▶ Given request 1: List the usernames in the post headers of the forum thread about the taste of butchered bull meat.
▶ Given request 2: Quote the forum thread about butchered bull meat from "## MikeParks (Apr" up to and including "Any answers/ideas/suggestions?".
▶ Given request 3: Extend the forum thread on the taste of butchered bull meat from its last line.

▶ Document segment:

------------------------------

# Butchered Beef? Taste?



## MikeParks (Apr 2, 2006)

This question may make me sound silly but here it goes...

We had a jersey/holstien bull (about 2 years old).
After he serviced our cows we shipped him off to the butcher.
The butcher only quartered it and hung it for a week. We picked it up today and started butchering.

After a day of this (not very fast) some decided to taste it. It was not very pleasant. It is rather a hard flavor to describe. I guess I can only describe it as having the same flavor as the odor at the butcher's place. Not pleasant. Also it smells like it. (I assume this smell is that of a lot of fresh raw meat). The butcher is licensed so he has to have the place inspected.

I'm guessing the meat needs to age a while longer (I hope) and that after it has been in the freezer a month it will have mellowed out and taste more like "store" beef?

Any answers/ideas/suggestions?

Thanks
Mike


----------



## Ronney (Nov 26, 2004)

Mike, my guess is that your eating just what you had killed - a bull! You could have hung him for months and he would have still had that strong taste of a bull. How long after working did you have him slaughtered? Any male animal that has been used for servicing should be left for at least 2-3 months before slaughter.

I personally don't like bull meat even if the bull has never worked and because I can eat better, I do. I keep steers for the house and the bull goes off to the works where I get very good money for him.

Sorry, but my opinion is that this meat is never going to taste any better and is no fault of the butcher or the length of time it hung.

Cheers,
Ronnie


----------



## langoley (Jan 26, 2006)

I too agree,this meat will always be"strong" tasting compared to other beef.


----------



## glenn amolenaar (Mar 3, 2007)

------------------------------

▶ Supplied information:

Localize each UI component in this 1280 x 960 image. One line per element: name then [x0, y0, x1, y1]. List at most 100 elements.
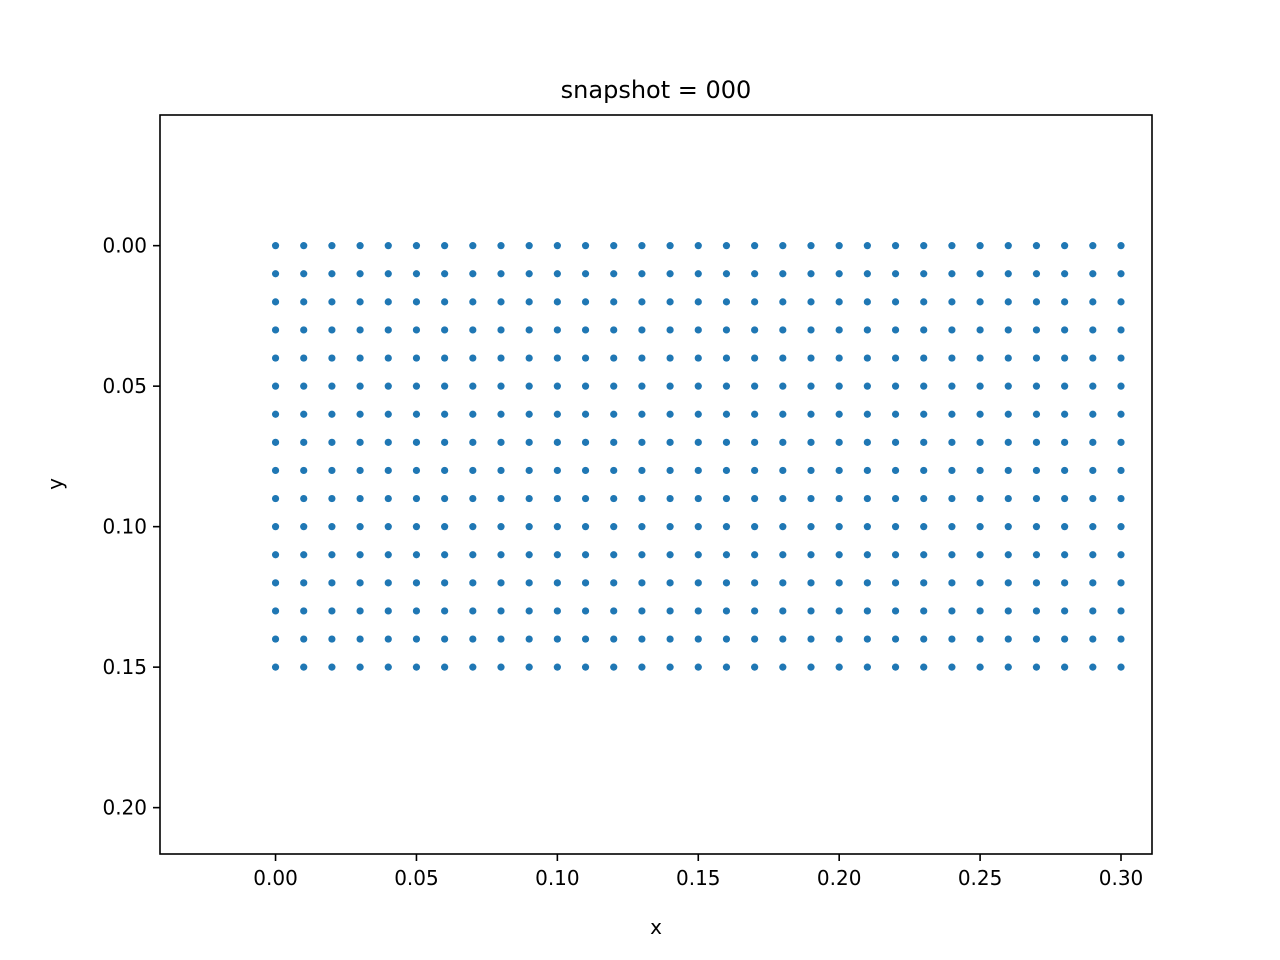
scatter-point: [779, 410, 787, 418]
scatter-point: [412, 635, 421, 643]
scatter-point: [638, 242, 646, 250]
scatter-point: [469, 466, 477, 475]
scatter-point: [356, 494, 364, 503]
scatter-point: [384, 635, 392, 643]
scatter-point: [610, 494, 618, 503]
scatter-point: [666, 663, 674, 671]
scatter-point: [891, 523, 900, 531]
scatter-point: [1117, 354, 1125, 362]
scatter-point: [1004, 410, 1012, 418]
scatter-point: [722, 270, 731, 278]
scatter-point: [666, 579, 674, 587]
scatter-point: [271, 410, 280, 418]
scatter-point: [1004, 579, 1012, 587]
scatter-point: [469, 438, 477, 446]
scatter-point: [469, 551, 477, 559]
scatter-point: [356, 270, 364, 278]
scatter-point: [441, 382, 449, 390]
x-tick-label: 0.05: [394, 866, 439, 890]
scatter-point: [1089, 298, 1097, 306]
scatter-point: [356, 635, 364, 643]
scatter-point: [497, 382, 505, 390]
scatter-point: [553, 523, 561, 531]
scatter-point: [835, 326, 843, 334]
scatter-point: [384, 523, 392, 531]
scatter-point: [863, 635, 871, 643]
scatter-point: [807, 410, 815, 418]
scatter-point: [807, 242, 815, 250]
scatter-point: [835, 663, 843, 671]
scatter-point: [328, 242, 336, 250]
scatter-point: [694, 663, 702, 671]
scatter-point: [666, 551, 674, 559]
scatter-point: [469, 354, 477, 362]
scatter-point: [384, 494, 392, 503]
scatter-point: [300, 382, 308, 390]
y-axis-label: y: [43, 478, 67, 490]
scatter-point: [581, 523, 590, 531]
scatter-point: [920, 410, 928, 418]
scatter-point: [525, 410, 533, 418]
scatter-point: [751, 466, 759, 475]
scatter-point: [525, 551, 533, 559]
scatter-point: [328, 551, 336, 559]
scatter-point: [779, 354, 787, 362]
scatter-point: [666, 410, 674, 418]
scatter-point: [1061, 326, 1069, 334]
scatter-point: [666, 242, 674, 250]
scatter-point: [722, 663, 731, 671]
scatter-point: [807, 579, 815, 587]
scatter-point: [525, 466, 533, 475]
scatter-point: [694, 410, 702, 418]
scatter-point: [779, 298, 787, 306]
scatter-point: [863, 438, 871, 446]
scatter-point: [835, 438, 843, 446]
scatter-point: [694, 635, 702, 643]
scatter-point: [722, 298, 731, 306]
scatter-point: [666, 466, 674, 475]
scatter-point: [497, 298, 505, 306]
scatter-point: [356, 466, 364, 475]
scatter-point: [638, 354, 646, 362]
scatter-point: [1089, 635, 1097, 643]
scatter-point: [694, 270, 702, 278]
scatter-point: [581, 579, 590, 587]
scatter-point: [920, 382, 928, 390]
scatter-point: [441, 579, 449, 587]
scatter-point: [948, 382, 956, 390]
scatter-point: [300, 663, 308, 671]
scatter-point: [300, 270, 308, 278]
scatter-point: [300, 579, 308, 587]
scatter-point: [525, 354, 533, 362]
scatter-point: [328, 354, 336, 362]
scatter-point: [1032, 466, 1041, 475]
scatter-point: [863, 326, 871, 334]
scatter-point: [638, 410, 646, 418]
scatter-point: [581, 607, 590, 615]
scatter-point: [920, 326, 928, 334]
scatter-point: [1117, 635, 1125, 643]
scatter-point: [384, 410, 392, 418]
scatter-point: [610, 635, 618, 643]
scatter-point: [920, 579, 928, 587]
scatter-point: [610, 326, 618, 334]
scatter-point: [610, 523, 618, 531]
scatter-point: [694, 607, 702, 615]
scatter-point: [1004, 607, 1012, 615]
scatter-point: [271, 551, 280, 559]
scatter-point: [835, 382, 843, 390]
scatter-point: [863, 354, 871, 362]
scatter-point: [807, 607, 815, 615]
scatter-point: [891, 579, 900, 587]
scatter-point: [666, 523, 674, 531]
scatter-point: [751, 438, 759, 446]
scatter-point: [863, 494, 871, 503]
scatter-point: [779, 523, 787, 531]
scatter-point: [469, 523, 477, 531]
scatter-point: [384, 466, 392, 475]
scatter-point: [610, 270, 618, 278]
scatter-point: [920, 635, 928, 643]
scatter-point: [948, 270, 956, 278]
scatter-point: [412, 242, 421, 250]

------------------------------

▶ Task output 1:
MikeParks
Ronney
langoley
glenn amolenaar

▶ Task output 2:
## MikeParks (Apr 2, 2006)

This question may make me sound silly but here it goes...

We had a jersey/holstien bull (about 2 years old).
After he serviced our cows we shipped him off to the butcher.
The butcher only quartered it and hung it for a week. We picked it up today and started butchering.

After a day of this (not very fast) some decided to taste it. It was not very pleasant. It is rather a hard flavor to describe. I guess I can only describe it as having the same flavor as the odor at the butcher's place. Not pleasant. Also it smells like it. (I assume this smell is that of a lot of fresh raw meat). The butcher is licensed so he has to have the place inspected.

I'm guessing the meat needs to age a while longer (I hope) and that after it has been in the freezer a month it will have mellowed out and taste more like "store" beef?

Any answers/ideas/suggestions?

▶ Task output 3:
I'm sure it is the "bull" smell, taint, you say jersey/holstien if there is alot lot of the yellow jersey fat try trimming it off it will help improve the taste. Why would you want the store bought taste?

Glenn


----------



## haypoint (Oct 4, 2006)

Several factors. People have mentioned that you are getting some Bull taste. 

Was this bull on grain for 6-8 weeks before slaughter? Most meat your are used to eating has been grain fed. Grass (or hay) fed beef has a distinct different flavor.

Some people get used to that grass fed taste. Some people get used to eating venison or bear meat. It takes awhile to accept meat with a "different" taste.


----------



## MikeParks (Apr 2, 2006)

stoe bought taste -  because "store bought" taste (imo) is better than the taste of slaughter house flavor.

The bull hadn't serviced a cow in about 4 to 5 months (he seems to have taken care of them the first month and we kept him for the other 5 just in case, but from all appearances the first month took).

I haven't seen any yellow fat. As part of butchering we have been cleaning it up pretty good.

The bull pretty much always had access to some grain.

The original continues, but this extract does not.